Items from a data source
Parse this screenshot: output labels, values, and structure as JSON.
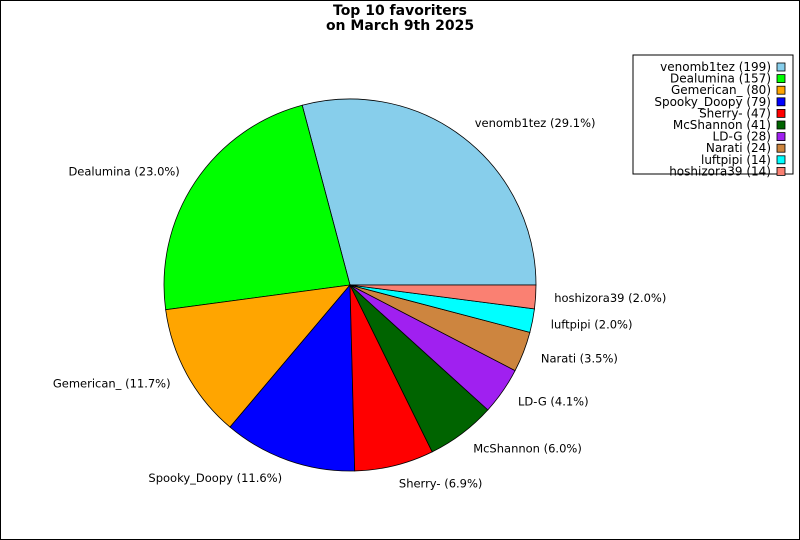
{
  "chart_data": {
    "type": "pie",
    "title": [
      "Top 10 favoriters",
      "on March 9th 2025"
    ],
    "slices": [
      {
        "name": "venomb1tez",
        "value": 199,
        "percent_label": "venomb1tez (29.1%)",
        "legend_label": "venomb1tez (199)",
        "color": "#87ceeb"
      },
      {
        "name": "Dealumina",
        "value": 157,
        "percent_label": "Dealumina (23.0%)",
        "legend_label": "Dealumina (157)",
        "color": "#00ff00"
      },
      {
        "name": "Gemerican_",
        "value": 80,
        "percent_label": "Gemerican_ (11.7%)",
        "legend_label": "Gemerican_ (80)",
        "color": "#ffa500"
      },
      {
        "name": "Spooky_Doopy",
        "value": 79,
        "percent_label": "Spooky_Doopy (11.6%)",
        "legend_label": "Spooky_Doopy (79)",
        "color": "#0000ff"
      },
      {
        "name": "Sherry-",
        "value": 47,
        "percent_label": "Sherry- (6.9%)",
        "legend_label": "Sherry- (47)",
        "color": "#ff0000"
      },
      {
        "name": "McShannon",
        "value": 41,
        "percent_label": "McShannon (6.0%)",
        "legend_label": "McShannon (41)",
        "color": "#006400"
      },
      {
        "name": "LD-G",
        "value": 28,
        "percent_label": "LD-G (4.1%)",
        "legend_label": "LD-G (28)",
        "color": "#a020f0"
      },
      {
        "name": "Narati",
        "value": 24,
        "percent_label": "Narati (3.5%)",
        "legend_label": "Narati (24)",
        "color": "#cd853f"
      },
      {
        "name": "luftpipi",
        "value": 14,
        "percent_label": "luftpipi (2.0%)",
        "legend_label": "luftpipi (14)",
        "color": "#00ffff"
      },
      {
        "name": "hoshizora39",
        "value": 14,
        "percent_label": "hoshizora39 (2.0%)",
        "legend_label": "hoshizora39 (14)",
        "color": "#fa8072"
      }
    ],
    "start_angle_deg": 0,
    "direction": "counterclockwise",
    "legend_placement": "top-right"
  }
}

Your task
Write out every line of the preceding listing that contains "Narati".

The answer
        "name": "Narati",
        "percent_label": "Narati (3.5%)",
        "legend_label": "Narati (24)",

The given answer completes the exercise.